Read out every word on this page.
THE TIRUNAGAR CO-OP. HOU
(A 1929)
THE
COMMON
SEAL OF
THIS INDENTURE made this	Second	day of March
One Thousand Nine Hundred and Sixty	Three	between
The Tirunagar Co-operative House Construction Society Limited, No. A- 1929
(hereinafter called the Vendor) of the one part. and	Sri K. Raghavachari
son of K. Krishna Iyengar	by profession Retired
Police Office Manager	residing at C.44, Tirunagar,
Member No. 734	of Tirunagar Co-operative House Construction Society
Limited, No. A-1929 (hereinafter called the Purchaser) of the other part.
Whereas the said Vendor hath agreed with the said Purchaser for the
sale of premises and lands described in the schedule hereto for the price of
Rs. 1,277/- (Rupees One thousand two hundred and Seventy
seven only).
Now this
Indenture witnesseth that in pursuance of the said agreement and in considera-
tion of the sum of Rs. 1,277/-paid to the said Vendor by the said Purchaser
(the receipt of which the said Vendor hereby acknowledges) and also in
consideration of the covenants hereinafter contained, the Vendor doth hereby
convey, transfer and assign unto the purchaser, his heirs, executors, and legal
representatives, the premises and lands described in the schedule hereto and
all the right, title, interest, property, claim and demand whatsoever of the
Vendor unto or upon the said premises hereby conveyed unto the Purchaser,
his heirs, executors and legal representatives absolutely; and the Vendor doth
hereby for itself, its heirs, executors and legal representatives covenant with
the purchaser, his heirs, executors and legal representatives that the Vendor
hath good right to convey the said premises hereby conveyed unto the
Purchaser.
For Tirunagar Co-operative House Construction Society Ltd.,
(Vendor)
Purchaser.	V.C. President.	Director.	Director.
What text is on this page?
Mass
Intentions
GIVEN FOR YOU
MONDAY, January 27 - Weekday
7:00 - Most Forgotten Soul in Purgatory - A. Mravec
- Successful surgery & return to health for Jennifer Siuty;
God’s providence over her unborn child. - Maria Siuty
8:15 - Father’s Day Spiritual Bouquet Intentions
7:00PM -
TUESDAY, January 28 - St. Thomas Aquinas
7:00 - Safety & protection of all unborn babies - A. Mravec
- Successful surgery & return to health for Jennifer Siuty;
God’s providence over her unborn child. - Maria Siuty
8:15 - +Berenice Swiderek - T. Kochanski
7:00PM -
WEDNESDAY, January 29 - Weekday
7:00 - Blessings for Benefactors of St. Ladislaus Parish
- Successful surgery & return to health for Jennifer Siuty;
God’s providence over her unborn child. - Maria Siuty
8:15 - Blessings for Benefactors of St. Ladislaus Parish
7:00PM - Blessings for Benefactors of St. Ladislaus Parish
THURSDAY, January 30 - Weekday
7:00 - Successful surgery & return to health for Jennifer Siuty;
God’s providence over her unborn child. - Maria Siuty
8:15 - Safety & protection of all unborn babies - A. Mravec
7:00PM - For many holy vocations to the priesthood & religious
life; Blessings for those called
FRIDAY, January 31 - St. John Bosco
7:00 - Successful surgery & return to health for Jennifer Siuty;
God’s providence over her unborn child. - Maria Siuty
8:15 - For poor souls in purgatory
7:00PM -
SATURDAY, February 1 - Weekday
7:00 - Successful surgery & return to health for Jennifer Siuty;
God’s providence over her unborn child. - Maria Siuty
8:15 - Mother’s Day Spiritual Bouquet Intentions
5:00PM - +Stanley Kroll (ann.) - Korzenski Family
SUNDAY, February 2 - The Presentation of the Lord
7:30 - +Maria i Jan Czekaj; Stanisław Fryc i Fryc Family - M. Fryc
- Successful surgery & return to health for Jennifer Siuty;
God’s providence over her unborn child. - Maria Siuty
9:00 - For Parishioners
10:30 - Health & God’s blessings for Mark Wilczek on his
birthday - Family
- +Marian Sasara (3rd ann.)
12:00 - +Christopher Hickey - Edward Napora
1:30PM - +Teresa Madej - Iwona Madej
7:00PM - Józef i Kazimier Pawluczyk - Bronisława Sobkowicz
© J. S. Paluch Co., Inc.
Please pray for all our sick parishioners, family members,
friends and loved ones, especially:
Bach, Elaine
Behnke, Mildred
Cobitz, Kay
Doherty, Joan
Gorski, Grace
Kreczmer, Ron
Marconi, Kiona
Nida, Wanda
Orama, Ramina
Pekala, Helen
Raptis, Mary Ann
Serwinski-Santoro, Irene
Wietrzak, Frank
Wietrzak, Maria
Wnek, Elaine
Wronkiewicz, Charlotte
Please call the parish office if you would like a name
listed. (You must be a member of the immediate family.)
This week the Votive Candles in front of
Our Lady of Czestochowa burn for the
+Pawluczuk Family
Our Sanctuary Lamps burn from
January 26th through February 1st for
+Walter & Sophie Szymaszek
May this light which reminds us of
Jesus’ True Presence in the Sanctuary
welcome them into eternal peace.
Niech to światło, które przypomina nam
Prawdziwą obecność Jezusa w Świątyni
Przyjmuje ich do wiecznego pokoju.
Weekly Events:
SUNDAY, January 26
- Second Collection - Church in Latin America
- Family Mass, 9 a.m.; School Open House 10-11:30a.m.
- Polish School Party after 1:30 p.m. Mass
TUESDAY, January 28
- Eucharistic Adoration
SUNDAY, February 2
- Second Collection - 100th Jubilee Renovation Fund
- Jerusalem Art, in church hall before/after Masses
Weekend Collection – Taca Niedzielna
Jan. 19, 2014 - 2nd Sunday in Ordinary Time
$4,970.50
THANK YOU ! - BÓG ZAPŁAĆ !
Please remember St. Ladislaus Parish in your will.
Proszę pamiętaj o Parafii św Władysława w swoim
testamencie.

※ ※ ※

Aim of the exercise:
Restate each of the entries above verbatim.

Task output:
Read out every word on this page.
THE TIRUNAGAR CO-OP. HOU
(A 1929)
THE
COMMON
SEAL OF
THIS INDENTURE made this	Second	day of March
One Thousand Nine Hundred and Sixty	Three	between
The Tirunagar Co-operative House Construction Society Limited, No. A- 1929
(hereinafter called the Vendor) of the one part. and	Sri K. Raghavachari
son of K. Krishna Iyengar	by profession Retired
Police Office Manager	residing at C.44, Tirunagar,
Member No. 734	of Tirunagar Co-operative House Construction Society
Limited, No. A-1929 (hereinafter called the Purchaser) of the other part.
Whereas the said Vendor hath agreed with the said Purchaser for the
sale of premises and lands described in the schedule hereto for the price of
Rs. 1,277/- (Rupees One thousand two hundred and Seventy
seven only).
Now this
Indenture witnesseth that in pursuance of the said agreement and in considera-
tion of the sum of Rs. 1,277/-paid to the said Vendor by the said Purchaser
(the receipt of which the said Vendor hereby acknowledges) and also in
consideration of the covenants hereinafter contained, the Vendor doth hereby
convey, transfer and assign unto the purchaser, his heirs, executors, and legal
representatives, the premises and lands described in the schedule hereto and
all the right, title, interest, property, claim and demand whatsoever of the
Vendor unto or upon the said premises hereby conveyed unto the Purchaser,
his heirs, executors and legal representatives absolutely; and the Vendor doth
hereby for itself, its heirs, executors and legal representatives covenant with
the purchaser, his heirs, executors and legal representatives that the Vendor
hath good right to convey the said premises hereby conveyed unto the
Purchaser.
For Tirunagar Co-operative House Construction Society Ltd.,
(Vendor)
Purchaser.	V.C. President.	Director.	Director.
What text is on this page?
Mass
Intentions
GIVEN FOR YOU
MONDAY, January 27 - Weekday
7:00 - Most Forgotten Soul in Purgatory - A. Mravec
- Successful surgery & return to health for Jennifer Siuty;
God’s providence over her unborn child. - Maria Siuty
8:15 - Father’s Day Spiritual Bouquet Intentions
7:00PM -
TUESDAY, January 28 - St. Thomas Aquinas
7:00 - Safety & protection of all unborn babies - A. Mravec
- Successful surgery & return to health for Jennifer Siuty;
God’s providence over her unborn child. - Maria Siuty
8:15 - +Berenice Swiderek - T. Kochanski
7:00PM -
WEDNESDAY, January 29 - Weekday
7:00 - Blessings for Benefactors of St. Ladislaus Parish
- Successful surgery & return to health for Jennifer Siuty;
God’s providence over her unborn child. - Maria Siuty
8:15 - Blessings for Benefactors of St. Ladislaus Parish
7:00PM - Blessings for Benefactors of St. Ladislaus Parish
THURSDAY, January 30 - Weekday
7:00 - Successful surgery & return to health for Jennifer Siuty;
God’s providence over her unborn child. - Maria Siuty
8:15 - Safety & protection of all unborn babies - A. Mravec
7:00PM - For many holy vocations to the priesthood & religious
life; Blessings for those called
FRIDAY, January 31 - St. John Bosco
7:00 - Successful surgery & return to health for Jennifer Siuty;
God’s providence over her unborn child. - Maria Siuty
8:15 - For poor souls in purgatory
7:00PM -
SATURDAY, February 1 - Weekday
7:00 - Successful surgery & return to health for Jennifer Siuty;
God’s providence over her unborn child. - Maria Siuty
8:15 - Mother’s Day Spiritual Bouquet Intentions
5:00PM - +Stanley Kroll (ann.) - Korzenski Family
SUNDAY, February 2 - The Presentation of the Lord
7:30 - +Maria i Jan Czekaj; Stanisław Fryc i Fryc Family - M. Fryc
- Successful surgery & return to health for Jennifer Siuty;
God’s providence over her unborn child. - Maria Siuty
9:00 - For Parishioners
10:30 - Health & God’s blessings for Mark Wilczek on his
birthday - Family
- +Marian Sasara (3rd ann.)
12:00 - +Christopher Hickey - Edward Napora
1:30PM - +Teresa Madej - Iwona Madej
7:00PM - Józef i Kazimier Pawluczyk - Bronisława Sobkowicz
© J. S. Paluch Co., Inc.
Please pray for all our sick parishioners, family members,
friends and loved ones, especially:
Bach, Elaine
Behnke, Mildred
Cobitz, Kay
Doherty, Joan
Gorski, Grace
Kreczmer, Ron
Marconi, Kiona
Nida, Wanda
Orama, Ramina
Pekala, Helen
Raptis, Mary Ann
Serwinski-Santoro, Irene
Wietrzak, Frank
Wietrzak, Maria
Wnek, Elaine
Wronkiewicz, Charlotte
Please call the parish office if you would like a name
listed. (You must be a member of the immediate family.)
This week the Votive Candles in front of
Our Lady of Czestochowa burn for the
+Pawluczuk Family
Our Sanctuary Lamps burn from
January 26th through February 1st for
+Walter & Sophie Szymaszek
May this light which reminds us of
Jesus’ True Presence in the Sanctuary
welcome them into eternal peace.
Niech to światło, które przypomina nam
Prawdziwą obecność Jezusa w Świątyni
Przyjmuje ich do wiecznego pokoju.
Weekly Events:
SUNDAY, January 26
- Second Collection - Church in Latin America
- Family Mass, 9 a.m.; School Open House 10-11:30a.m.
- Polish School Party after 1:30 p.m. Mass
TUESDAY, January 28
- Eucharistic Adoration
SUNDAY, February 2
- Second Collection - 100th Jubilee Renovation Fund
- Jerusalem Art, in church hall before/after Masses
Weekend Collection – Taca Niedzielna
Jan. 19, 2014 - 2nd Sunday in Ordinary Time
$4,970.50
THANK YOU ! - BÓG ZAPŁAĆ !
Please remember St. Ladislaus Parish in your will.
Proszę pamiętaj o Parafii św Władysława w swoim
testamencie.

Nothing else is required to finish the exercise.